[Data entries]
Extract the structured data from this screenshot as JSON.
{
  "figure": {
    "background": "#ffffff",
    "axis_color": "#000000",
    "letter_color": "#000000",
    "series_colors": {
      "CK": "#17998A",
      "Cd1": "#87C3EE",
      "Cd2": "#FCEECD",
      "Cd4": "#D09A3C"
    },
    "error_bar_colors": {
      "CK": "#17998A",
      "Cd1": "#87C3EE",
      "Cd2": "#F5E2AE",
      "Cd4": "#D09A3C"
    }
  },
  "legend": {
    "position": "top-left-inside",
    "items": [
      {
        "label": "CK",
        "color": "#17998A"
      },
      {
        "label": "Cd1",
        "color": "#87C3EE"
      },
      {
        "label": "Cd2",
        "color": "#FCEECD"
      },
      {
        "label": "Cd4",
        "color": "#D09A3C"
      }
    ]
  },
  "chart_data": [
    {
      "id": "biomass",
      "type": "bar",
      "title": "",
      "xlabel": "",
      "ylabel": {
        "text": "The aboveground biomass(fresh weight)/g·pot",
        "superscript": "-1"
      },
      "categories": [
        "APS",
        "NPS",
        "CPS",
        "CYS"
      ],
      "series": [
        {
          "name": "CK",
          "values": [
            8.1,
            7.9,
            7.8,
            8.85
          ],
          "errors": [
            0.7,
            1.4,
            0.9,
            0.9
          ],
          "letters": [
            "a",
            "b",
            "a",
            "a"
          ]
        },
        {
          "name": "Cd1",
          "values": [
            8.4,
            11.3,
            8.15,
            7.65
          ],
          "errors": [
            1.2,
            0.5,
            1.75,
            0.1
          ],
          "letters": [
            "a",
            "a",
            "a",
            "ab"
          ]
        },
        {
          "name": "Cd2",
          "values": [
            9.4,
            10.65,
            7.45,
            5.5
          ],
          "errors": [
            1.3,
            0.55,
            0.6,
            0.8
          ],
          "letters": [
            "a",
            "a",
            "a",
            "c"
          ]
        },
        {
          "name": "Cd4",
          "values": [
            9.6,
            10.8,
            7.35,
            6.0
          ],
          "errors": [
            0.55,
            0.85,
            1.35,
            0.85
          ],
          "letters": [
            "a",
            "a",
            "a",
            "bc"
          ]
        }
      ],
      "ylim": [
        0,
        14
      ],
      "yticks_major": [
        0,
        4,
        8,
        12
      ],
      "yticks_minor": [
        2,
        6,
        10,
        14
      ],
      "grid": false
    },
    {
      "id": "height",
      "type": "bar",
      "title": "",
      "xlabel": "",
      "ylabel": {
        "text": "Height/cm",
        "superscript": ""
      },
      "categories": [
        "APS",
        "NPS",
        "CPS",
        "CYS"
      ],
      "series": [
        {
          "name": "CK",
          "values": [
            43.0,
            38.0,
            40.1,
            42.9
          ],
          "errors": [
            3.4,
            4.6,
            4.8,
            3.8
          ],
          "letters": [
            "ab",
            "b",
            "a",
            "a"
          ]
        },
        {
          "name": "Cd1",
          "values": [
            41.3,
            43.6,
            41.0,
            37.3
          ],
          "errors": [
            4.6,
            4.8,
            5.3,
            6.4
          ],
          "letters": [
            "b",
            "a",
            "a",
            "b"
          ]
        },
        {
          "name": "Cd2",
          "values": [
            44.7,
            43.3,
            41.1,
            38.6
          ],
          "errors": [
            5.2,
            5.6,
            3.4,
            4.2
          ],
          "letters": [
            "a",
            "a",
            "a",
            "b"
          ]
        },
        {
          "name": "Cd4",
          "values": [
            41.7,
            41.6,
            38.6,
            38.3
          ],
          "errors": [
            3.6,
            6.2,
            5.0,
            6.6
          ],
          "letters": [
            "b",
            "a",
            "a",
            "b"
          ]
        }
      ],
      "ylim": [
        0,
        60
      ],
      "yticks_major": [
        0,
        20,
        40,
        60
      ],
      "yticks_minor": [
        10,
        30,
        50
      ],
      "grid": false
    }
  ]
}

Goal of the exercise: From the records above, extract every line exactly as it stands.

Result of the exercise:
Extract the structured data from this screenshot as JSON.
{
  "figure": {
    "background": "#ffffff",
    "axis_color": "#000000",
    "letter_color": "#000000",
    "series_colors": {
      "CK": "#17998A",
      "Cd1": "#87C3EE",
      "Cd2": "#FCEECD",
      "Cd4": "#D09A3C"
    },
    "error_bar_colors": {
      "CK": "#17998A",
      "Cd1": "#87C3EE",
      "Cd2": "#F5E2AE",
      "Cd4": "#D09A3C"
    }
  },
  "legend": {
    "position": "top-left-inside",
    "items": [
      {
        "label": "CK",
        "color": "#17998A"
      },
      {
        "label": "Cd1",
        "color": "#87C3EE"
      },
      {
        "label": "Cd2",
        "color": "#FCEECD"
      },
      {
        "label": "Cd4",
        "color": "#D09A3C"
      }
    ]
  },
  "chart_data": [
    {
      "id": "biomass",
      "type": "bar",
      "title": "",
      "xlabel": "",
      "ylabel": {
        "text": "The aboveground biomass(fresh weight)/g·pot",
        "superscript": "-1"
      },
      "categories": [
        "APS",
        "NPS",
        "CPS",
        "CYS"
      ],
      "series": [
        {
          "name": "CK",
          "values": [
            8.1,
            7.9,
            7.8,
            8.85
          ],
          "errors": [
            0.7,
            1.4,
            0.9,
            0.9
          ],
          "letters": [
            "a",
            "b",
            "a",
            "a"
          ]
        },
        {
          "name": "Cd1",
          "values": [
            8.4,
            11.3,
            8.15,
            7.65
          ],
          "errors": [
            1.2,
            0.5,
            1.75,
            0.1
          ],
          "letters": [
            "a",
            "a",
            "a",
            "ab"
          ]
        },
        {
          "name": "Cd2",
          "values": [
            9.4,
            10.65,
            7.45,
            5.5
          ],
          "errors": [
            1.3,
            0.55,
            0.6,
            0.8
          ],
          "letters": [
            "a",
            "a",
            "a",
            "c"
          ]
        },
        {
          "name": "Cd4",
          "values": [
            9.6,
            10.8,
            7.35,
            6.0
          ],
          "errors": [
            0.55,
            0.85,
            1.35,
            0.85
          ],
          "letters": [
            "a",
            "a",
            "a",
            "bc"
          ]
        }
      ],
      "ylim": [
        0,
        14
      ],
      "yticks_major": [
        0,
        4,
        8,
        12
      ],
      "yticks_minor": [
        2,
        6,
        10,
        14
      ],
      "grid": false
    },
    {
      "id": "height",
      "type": "bar",
      "title": "",
      "xlabel": "",
      "ylabel": {
        "text": "Height/cm",
        "superscript": ""
      },
      "categories": [
        "APS",
        "NPS",
        "CPS",
        "CYS"
      ],
      "series": [
        {
          "name": "CK",
          "values": [
            43.0,
            38.0,
            40.1,
            42.9
          ],
          "errors": [
            3.4,
            4.6,
            4.8,
            3.8
          ],
          "letters": [
            "ab",
            "b",
            "a",
            "a"
          ]
        },
        {
          "name": "Cd1",
          "values": [
            41.3,
            43.6,
            41.0,
            37.3
          ],
          "errors": [
            4.6,
            4.8,
            5.3,
            6.4
          ],
          "letters": [
            "b",
            "a",
            "a",
            "b"
          ]
        },
        {
          "name": "Cd2",
          "values": [
            44.7,
            43.3,
            41.1,
            38.6
          ],
          "errors": [
            5.2,
            5.6,
            3.4,
            4.2
          ],
          "letters": [
            "a",
            "a",
            "a",
            "b"
          ]
        },
        {
          "name": "Cd4",
          "values": [
            41.7,
            41.6,
            38.6,
            38.3
          ],
          "errors": [
            3.6,
            6.2,
            5.0,
            6.6
          ],
          "letters": [
            "b",
            "a",
            "a",
            "b"
          ]
        }
      ],
      "ylim": [
        0,
        60
      ],
      "yticks_major": [
        0,
        20,
        40,
        60
      ],
      "yticks_minor": [
        10,
        30,
        50
      ],
      "grid": false
    }
  ]
}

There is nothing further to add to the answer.